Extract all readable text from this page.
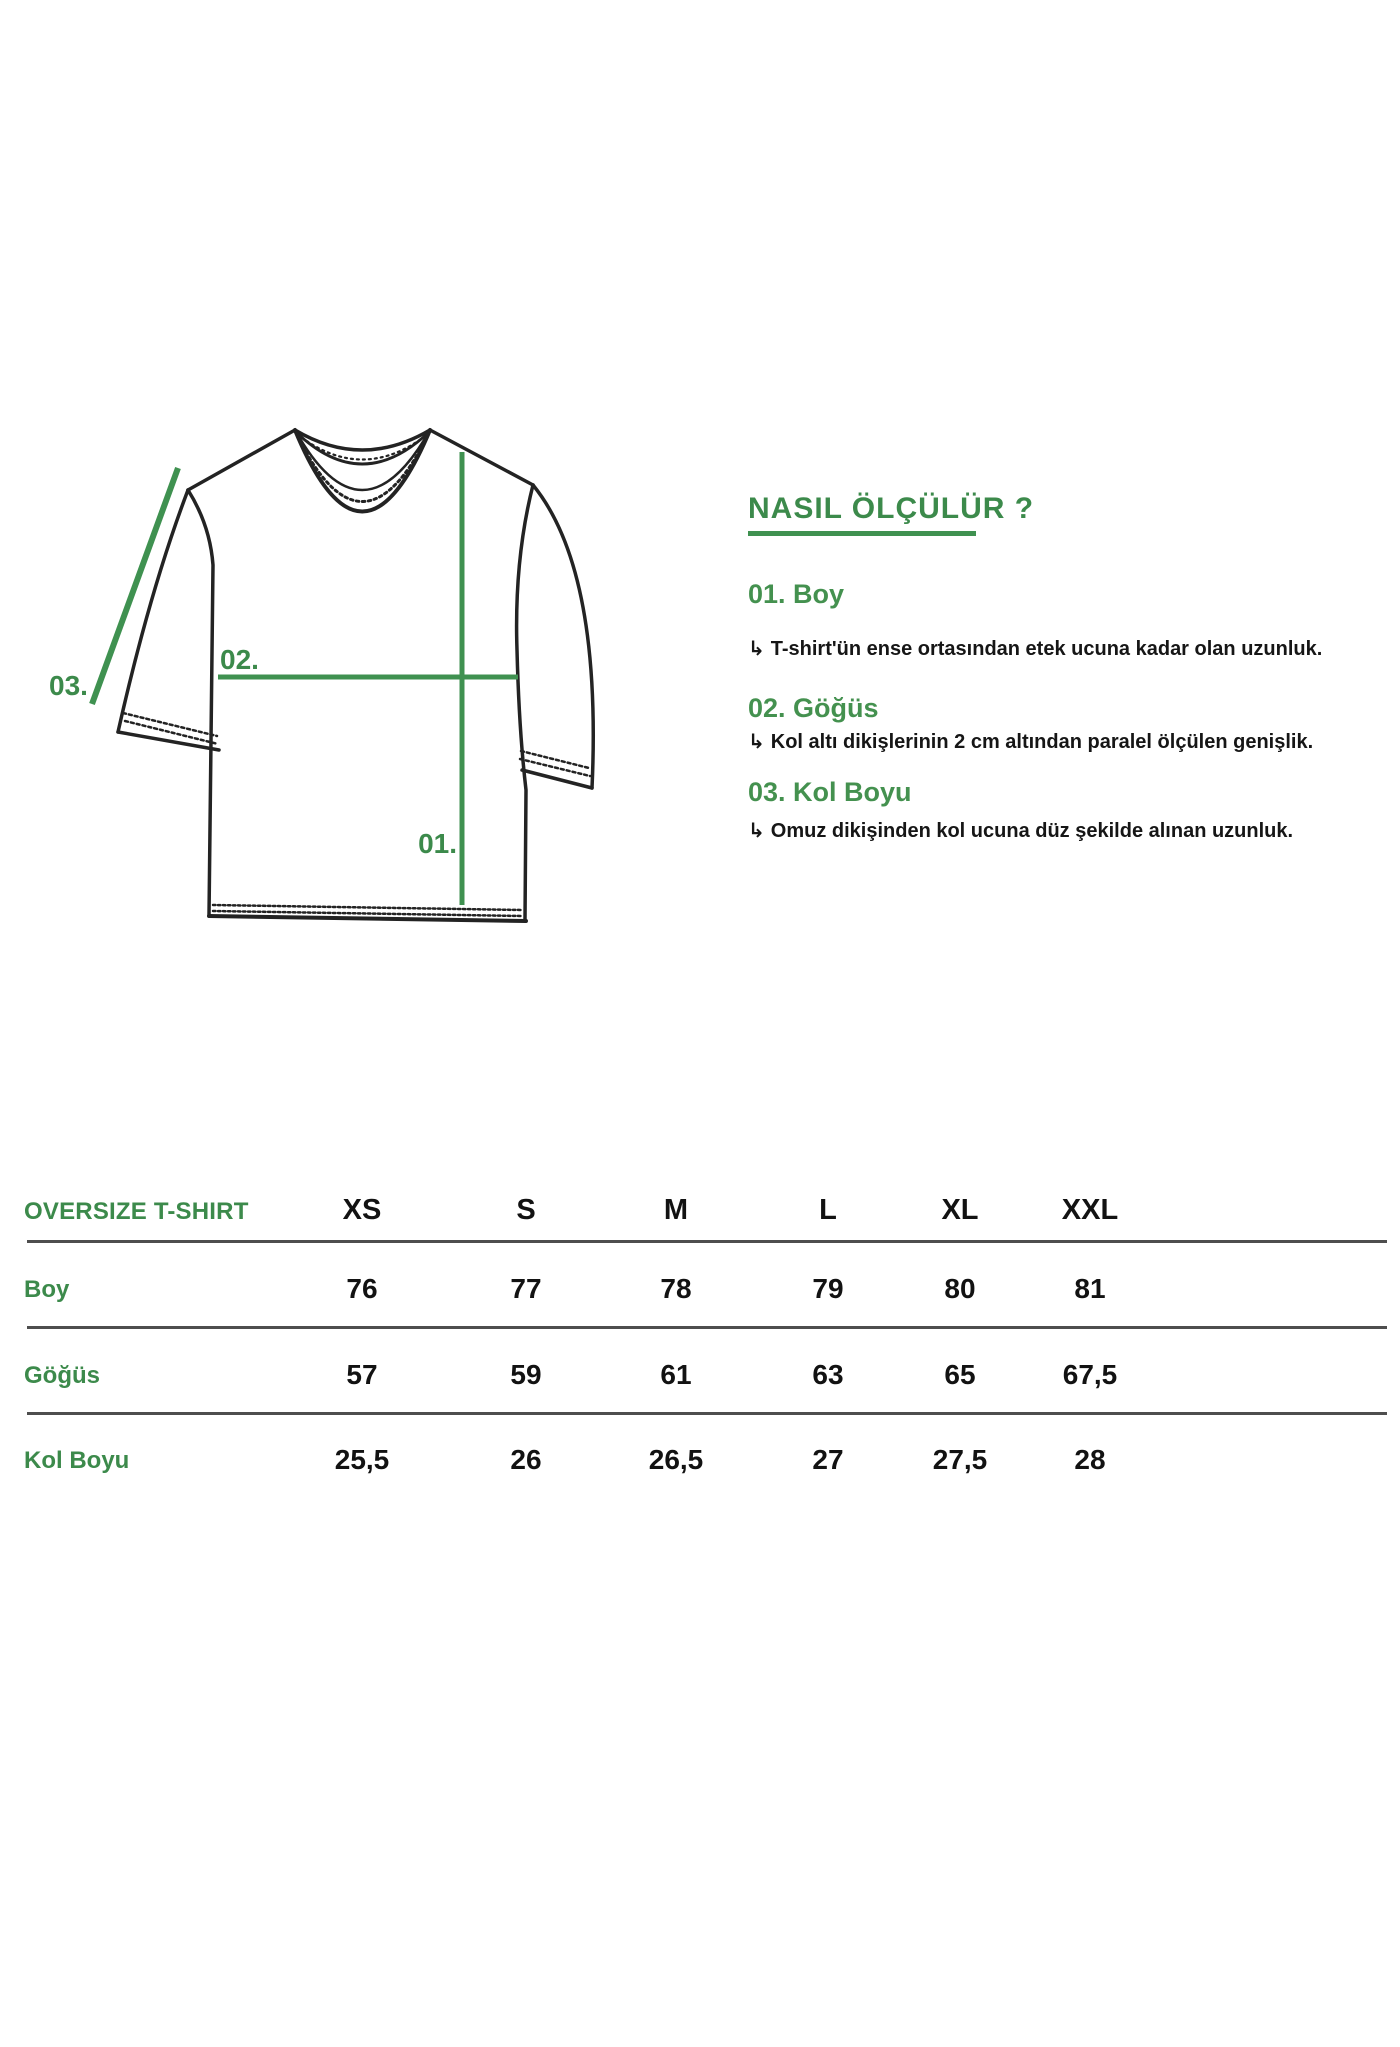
01.
02.
03.
NASIL ÖLÇÜLÜR ?
01. Boy
↳ T-shirt'ün ense ortasından etek ucuna kadar olan uzunluk.
02. Göğüs
↳ Kol altı dikişlerinin 2 cm altından paralel ölçülen genişlik.
03. Kol Boyu
↳ Omuz dikişinden kol ucuna düz şekilde alınan uzunluk.
OVERSIZE T-SHIRT	XS	S	M	L	XL	XXL
Boy	76	77	78	79	80	81
Göğüs	57	59	61	63	65	67,5
Kol Boyu	25,5	26	26,5	27	27,5	28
+-------+
> TASK GOAL
All the records above need to be given again word for word. Skip the pictures.

> RESULT OF THIS TASK
Extract all readable text from this page.
01.
02.
03.
NASIL ÖLÇÜLÜR ?
01. Boy
↳ T-shirt'ün ense ortasından etek ucuna kadar olan uzunluk.
02. Göğüs
↳ Kol altı dikişlerinin 2 cm altından paralel ölçülen genişlik.
03. Kol Boyu
↳ Omuz dikişinden kol ucuna düz şekilde alınan uzunluk.
OVERSIZE T-SHIRT	XS	S	M	L	XL	XXL
Boy	76	77	78	79	80	81
Göğüs	57	59	61	63	65	67,5
Kol Boyu	25,5	26	26,5	27	27,5	28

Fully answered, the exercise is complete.